RECORDS TO USE ▸

____________

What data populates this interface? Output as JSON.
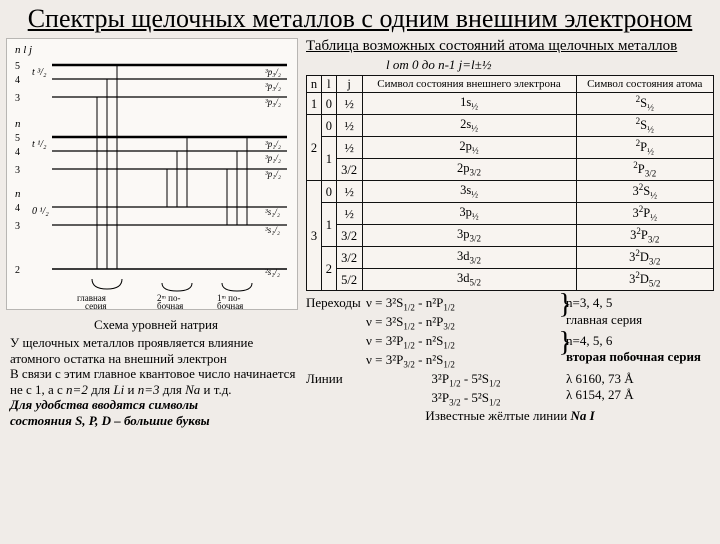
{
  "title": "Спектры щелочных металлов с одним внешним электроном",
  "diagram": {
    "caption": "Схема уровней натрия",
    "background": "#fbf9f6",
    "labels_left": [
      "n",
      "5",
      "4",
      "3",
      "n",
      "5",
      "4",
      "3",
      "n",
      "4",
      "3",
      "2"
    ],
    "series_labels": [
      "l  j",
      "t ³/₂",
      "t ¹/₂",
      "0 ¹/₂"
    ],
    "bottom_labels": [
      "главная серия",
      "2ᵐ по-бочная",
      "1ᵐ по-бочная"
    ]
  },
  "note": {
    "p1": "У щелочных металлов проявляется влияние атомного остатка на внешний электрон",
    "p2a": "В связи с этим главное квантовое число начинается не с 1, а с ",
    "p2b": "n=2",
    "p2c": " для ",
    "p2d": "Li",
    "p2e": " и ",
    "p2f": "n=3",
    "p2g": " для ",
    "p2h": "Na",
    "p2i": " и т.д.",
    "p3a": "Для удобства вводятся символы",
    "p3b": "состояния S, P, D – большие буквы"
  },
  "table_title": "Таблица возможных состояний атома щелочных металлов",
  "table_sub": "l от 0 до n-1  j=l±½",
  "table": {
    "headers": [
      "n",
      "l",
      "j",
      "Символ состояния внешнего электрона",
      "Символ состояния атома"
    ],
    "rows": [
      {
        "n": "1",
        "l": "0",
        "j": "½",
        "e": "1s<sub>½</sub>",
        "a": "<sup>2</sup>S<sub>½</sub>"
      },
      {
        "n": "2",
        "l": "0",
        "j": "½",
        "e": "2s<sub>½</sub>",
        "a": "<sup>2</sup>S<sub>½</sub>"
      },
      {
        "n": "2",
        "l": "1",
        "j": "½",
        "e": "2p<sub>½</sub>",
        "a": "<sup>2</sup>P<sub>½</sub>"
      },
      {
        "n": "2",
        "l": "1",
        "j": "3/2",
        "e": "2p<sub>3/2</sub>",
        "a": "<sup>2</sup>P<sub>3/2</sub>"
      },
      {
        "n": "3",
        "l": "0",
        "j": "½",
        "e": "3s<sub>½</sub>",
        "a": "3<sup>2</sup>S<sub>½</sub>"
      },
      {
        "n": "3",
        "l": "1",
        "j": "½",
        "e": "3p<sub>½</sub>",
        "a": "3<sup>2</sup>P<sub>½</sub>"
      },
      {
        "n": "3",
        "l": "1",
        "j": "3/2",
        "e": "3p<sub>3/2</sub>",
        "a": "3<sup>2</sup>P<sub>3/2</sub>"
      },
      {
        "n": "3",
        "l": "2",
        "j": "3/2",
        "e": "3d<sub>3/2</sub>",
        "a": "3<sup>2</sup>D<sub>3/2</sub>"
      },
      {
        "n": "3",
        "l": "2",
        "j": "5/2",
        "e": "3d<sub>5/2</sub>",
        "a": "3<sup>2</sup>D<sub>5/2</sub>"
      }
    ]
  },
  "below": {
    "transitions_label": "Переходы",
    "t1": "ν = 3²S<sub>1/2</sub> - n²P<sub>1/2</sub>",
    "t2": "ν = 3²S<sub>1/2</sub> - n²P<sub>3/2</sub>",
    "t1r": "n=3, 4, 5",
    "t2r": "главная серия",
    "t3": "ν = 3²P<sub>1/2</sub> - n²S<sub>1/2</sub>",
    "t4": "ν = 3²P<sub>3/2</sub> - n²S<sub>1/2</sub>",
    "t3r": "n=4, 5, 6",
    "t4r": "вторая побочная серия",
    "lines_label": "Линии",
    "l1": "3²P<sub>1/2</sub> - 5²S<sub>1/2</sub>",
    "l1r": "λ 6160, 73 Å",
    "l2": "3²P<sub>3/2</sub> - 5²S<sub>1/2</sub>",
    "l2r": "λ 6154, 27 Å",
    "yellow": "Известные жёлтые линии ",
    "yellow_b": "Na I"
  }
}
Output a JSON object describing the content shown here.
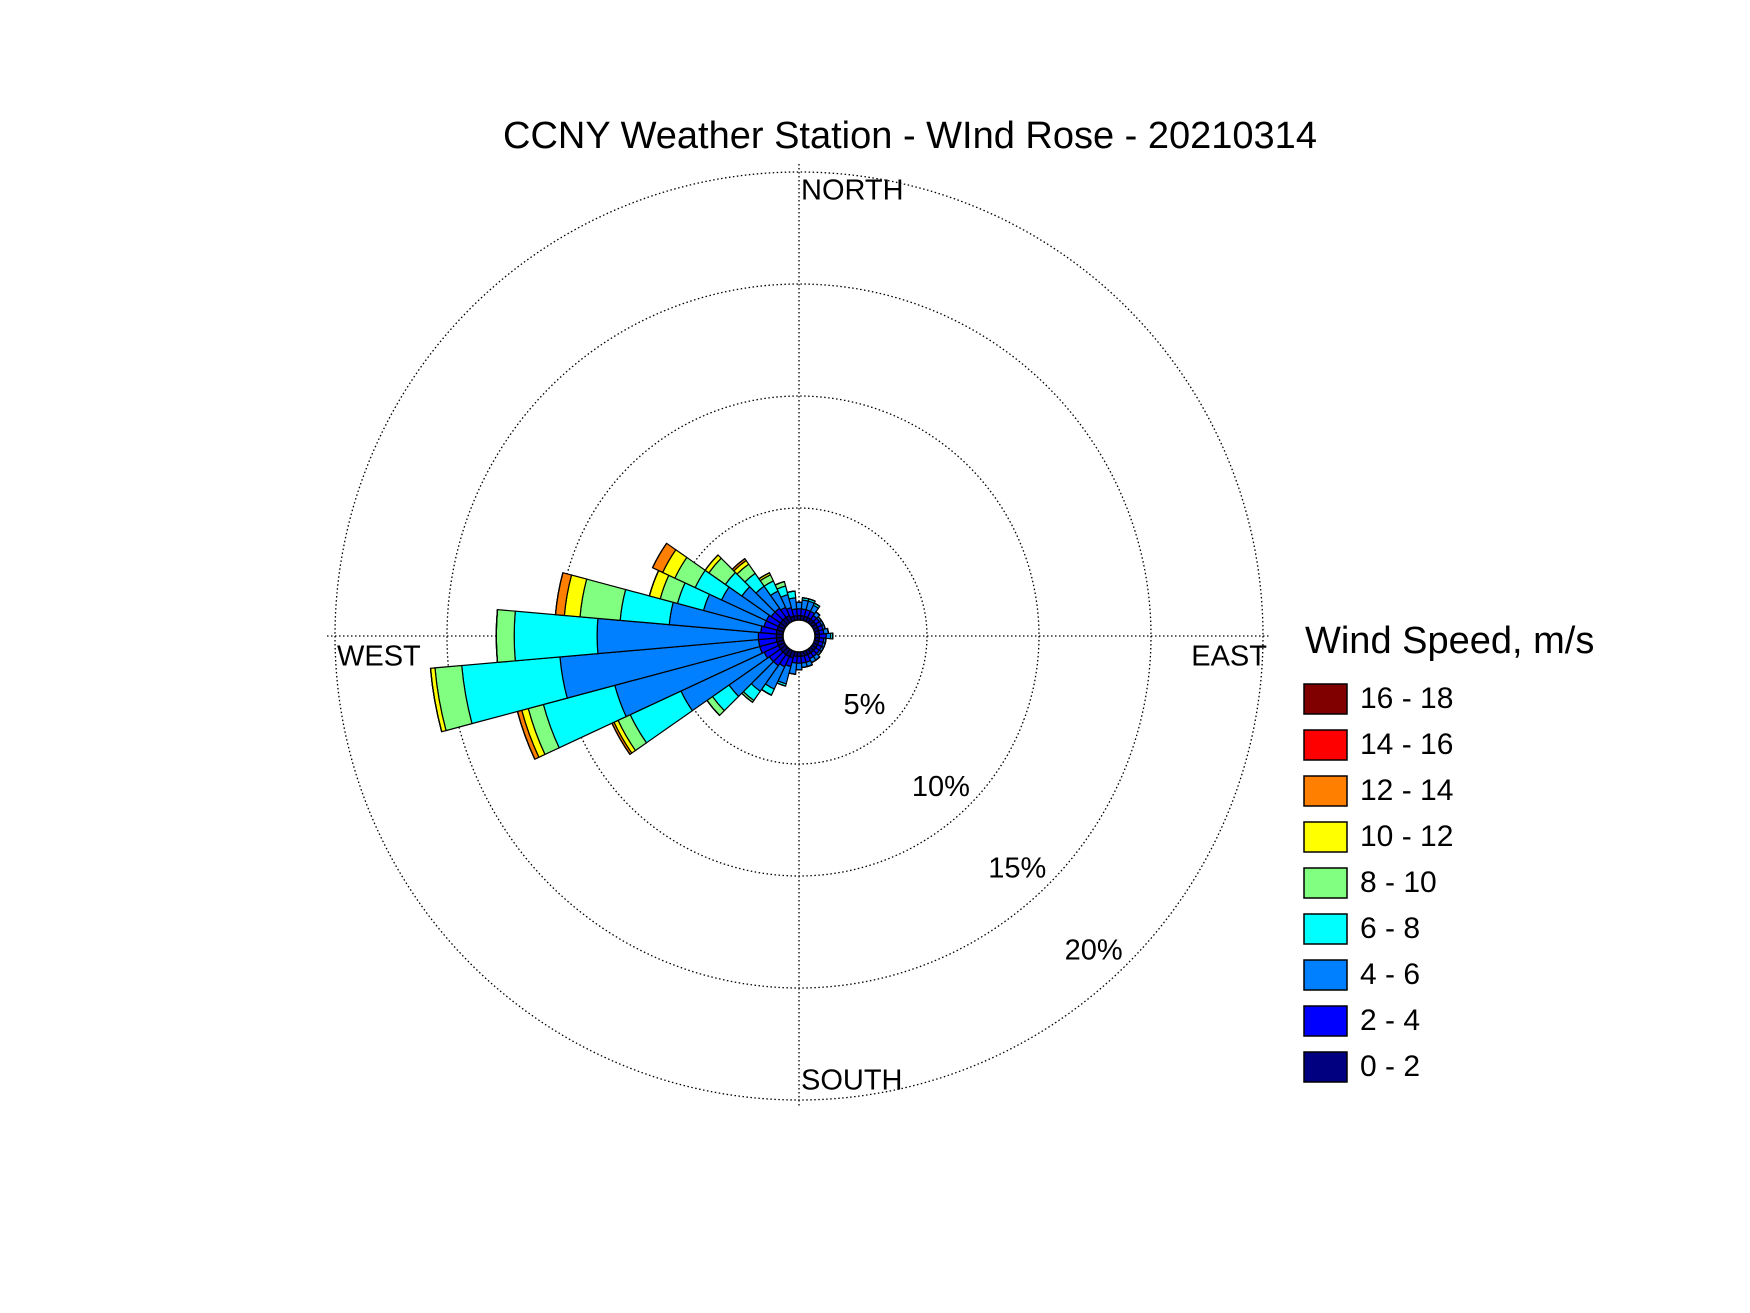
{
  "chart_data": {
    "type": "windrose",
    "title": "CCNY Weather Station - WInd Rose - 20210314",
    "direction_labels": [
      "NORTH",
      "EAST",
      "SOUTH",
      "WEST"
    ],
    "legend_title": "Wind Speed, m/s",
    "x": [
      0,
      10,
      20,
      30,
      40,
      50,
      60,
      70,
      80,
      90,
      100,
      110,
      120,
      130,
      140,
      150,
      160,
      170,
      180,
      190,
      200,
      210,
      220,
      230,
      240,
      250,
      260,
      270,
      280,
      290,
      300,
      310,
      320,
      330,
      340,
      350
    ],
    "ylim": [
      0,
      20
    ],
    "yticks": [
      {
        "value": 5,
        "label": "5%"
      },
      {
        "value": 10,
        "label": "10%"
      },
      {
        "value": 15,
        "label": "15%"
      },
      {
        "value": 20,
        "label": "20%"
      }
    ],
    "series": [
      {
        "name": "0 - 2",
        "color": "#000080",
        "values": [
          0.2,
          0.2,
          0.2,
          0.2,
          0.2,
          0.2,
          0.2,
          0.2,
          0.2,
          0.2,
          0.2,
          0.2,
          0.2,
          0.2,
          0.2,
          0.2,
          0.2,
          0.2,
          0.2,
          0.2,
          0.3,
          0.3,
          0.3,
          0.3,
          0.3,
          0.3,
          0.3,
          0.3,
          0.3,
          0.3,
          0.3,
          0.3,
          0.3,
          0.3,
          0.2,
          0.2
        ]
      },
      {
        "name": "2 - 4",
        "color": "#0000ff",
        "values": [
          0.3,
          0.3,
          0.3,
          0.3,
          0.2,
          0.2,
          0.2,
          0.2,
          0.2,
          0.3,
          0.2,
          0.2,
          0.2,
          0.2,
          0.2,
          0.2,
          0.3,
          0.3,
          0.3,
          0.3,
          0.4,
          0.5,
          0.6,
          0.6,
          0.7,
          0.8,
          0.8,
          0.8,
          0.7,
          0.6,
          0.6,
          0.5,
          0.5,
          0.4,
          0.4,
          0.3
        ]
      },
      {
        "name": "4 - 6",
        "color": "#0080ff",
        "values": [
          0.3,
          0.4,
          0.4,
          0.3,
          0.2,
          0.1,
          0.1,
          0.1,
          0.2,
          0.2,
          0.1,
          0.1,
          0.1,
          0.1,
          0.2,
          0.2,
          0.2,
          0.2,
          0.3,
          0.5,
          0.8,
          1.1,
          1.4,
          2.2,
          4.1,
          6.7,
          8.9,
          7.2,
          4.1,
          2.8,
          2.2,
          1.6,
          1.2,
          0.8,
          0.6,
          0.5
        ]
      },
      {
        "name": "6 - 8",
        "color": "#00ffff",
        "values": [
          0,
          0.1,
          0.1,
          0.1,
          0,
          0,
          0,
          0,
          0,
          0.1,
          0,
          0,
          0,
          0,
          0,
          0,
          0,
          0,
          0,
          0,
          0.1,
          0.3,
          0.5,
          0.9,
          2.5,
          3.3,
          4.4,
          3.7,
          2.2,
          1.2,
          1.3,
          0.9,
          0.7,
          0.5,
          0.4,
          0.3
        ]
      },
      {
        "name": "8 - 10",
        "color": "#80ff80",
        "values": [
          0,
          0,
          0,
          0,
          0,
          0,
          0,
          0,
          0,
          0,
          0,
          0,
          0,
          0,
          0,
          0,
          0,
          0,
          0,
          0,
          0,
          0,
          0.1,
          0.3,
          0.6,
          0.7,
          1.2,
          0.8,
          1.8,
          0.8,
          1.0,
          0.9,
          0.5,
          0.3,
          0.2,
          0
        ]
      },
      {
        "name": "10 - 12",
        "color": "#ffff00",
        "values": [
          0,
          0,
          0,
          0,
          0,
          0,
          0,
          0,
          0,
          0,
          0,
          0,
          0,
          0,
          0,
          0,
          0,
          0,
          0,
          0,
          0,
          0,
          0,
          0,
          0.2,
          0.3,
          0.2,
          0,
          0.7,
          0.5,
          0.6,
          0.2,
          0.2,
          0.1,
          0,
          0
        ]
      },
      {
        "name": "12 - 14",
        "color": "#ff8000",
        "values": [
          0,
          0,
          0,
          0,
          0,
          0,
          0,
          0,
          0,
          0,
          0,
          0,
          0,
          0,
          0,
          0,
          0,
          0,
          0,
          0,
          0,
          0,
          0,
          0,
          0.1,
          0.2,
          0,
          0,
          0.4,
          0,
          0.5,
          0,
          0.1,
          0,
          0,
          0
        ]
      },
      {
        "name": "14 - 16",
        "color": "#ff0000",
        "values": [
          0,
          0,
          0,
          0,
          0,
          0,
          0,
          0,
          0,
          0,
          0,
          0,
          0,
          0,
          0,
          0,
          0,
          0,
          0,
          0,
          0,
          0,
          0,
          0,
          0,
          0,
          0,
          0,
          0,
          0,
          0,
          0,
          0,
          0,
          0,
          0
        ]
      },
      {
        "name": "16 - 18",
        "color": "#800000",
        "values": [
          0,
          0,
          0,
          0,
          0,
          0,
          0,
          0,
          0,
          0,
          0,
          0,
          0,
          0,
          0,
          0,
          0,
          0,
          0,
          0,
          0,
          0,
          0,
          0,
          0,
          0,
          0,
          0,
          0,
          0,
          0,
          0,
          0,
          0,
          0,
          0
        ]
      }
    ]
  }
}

____________

DIRECTIONS ▸ Extract every line above that contains the word "атома".

SOLUTION TO THIS EXERCISE ▸
  "table_title": "Таблица возможных состояний атома щелочных металлов",
      "Символ состояния атома"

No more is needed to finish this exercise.